Document segment
═══

Error Message: Event consumed more than once
ulid:01G77G8KNTSM2Q01SB1MK60BTH redis offset: 659238 event
offset:659238
Question:
Why consumer read the same message even though we have configured exactly-once in both Producer and Consumer?
Update : After reading several SO posts, seems we still need to implement deduplication logic in Consumer side even though exactly-once is configured?
Additional Info:
Consumer configuration:
public DefaultKafkaConsumerFactory kafkaDatasetEventConsumerFactory(KafkaProperties properties) {
Map<String, Object> props = properties.buildConsumerProperties();
props.put(ENABLE_AUTO_COMMIT_CONFIG, false);
props.put(ConsumerConfig.VALUE_DESERIALIZER_CLASS_CONFIG, ErrorHandlingDeserializer.class);
props.put(ConsumerConfig.KEY_DESERIALIZER_CLASS_CONFIG, ErrorHandlingDeserializer.class);
props.put(ConsumerConfig.VALUE_DESERIALIZER_CLASS_CONFIG, ErrorHandlingDeserializer.class);
props.put(ConsumerConfig.KEY_DESERIALIZER_CLASS_CONFIG, ErrorHandlingDeserializer.class);
props.put(ConsumerConfig.ISOLATION_LEVEL_CONFIG, "read_committed");
props.put(ErrorHandlingDeserializer.KEY_DESERIALIZER_CLASS, StringDeserializer.class);
props.put(ErrorHandlingDeserializer.VALUE_DESERIALIZER_CLASS, CustomJsonDeserializer.class.getName());
props.put(JsonDeserializer.VALUE_DEFAULT_TYPE, "com.fr.det.datalake.eventdriven.model.kafka.InputEvent");
return new DefaultKafkaConsumerFactory(props);
}
Producer code (python):
def __get_producer(self):
conf = {
'bootstrap.servers': self.server,
'enable.idempotence': True,
'acks': 'all',
'retry.backoff.ms': self.sleep_seconds * 100
}
if self.sasl_mechanism:
conf['sasl.mechanisms'] = self.sasl_mechanism
if self.security_protocol:
conf['security.protocol'] = self.security_protocol
if self.sasl_username:
conf['sasl.username'] = self.sasl_username
if self.sasl_username:
conf['sasl.password'] = self.sasl_password
if self.transaction_prefix:
conf['transactional.id'] = self.__get_transaction_id()
producer = Producer(conf)
return producer
#_retry_on_error
def send_messages(self, messages, *args, **kwargs):
ts = time.time()
producer = kwargs.get('producer', None)
if producer is not None:
for message in messages:
key = message.get('key', str(ulid.from_timestamp(ts)))
value = message.get('value', None)
topic = message.get('topic', self.topic)
producer.produce(topic=topic,
value=value,
key=key,
on_delivery=self.acked)

═══

Source excerpt
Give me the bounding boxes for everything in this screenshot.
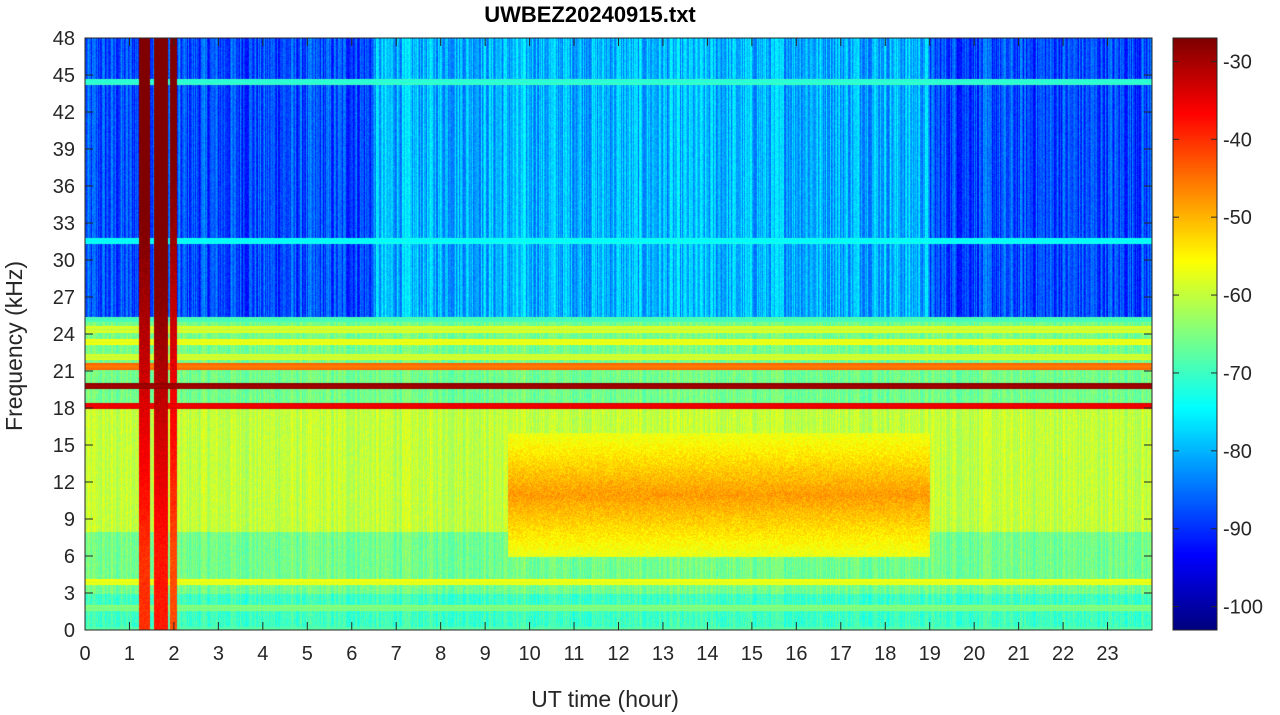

═══

Aim A
Set down the Kafka duplicate-message post word for word, starting with "producer = Producer(conf)" and going on through "value = message.get('value', None)".
Aim B
In the Kafka duplicate-message post, what value does the producer configuration give to 'acks'?
Aim C
Write what comes next in the Kafka duplicate-message post, picking up right after its final line.

Final result A
producer = Producer(conf)
return producer
#_retry_on_error
def send_messages(self, messages, *args, **kwargs):
ts = time.time()
producer = kwargs.get('producer', None)
if producer is not None:
for message in messages:
key = message.get('key', str(ulid.from_timestamp(ts)))
value = message.get('value', None)

Final result B
'all'

Final result C
producer.commit_transaction(30)
def _retry_on_error(func, *args, **kwargs):
def inner(self, messages, *args, **kwargs):
attempts = 0
while True:
attempts += 1
sleep_time = attempts * self.sleep_seconds
try:
producer = self.__get_producer()
self.logger.info(f"Producer: {producer}, Attempt: {attempts}")
producer.init_transactions(30)
producer.begin_transaction()
res = func(self, messages, *args, producer=producer, **kwargs)
return res
except KafkaException as e:
if attempts <= self.retry_count:
if e.args[0].txn_requires_abort():
producer.abort_transaction(30)
time.sleep(sleep_time)
continue
self.logger.error(str(e), exc_info=True, extra=extra)
break
return inner

Kafka exactly-once is essentially a Kafka-Streams feature, although it can be used with regular consumer and producers as well.
Exactly once can only be achieved in a context where your applications are only interacting with Kafka: there is no XA nor other kind of distributed transactions across technologies that would enable a Kafka consumer interact with some other storage (like Redis) in an exactly-once manner.
In a distributed world, we have to acknowledge that is not desirable, since it introduce locking, contention, and exponentially degrading performance under load. If we don't need to be in a distributed world, then we don't need Kafka and many things become easier.
Transactions in Kafka are meant to be used within one application that is only interacting with Kafka, it lets you guarantee that the app will 1) read from some topic partitions, 2) write some result in some other topic partitions and 3) commit the read offsets related to 1, or do none of those things. If several apps are put back-to-back and interacting through Kafka in such manner, then you could achieve exactly once if you're very careful. If your consumer needs to 4) interact with Redis 5) interact with some other storage or do some side effect somewhere (like sending an email or so), then there is in general no way to perform steps 1,2,3,4,5 atomically as part of a distributed application. You can achieve this kind of things with other storage technologies (yes, Kafka is essentially a storage), but they cannot be distributed and your application cannot either. That's essentially what the CAP theorem tells us.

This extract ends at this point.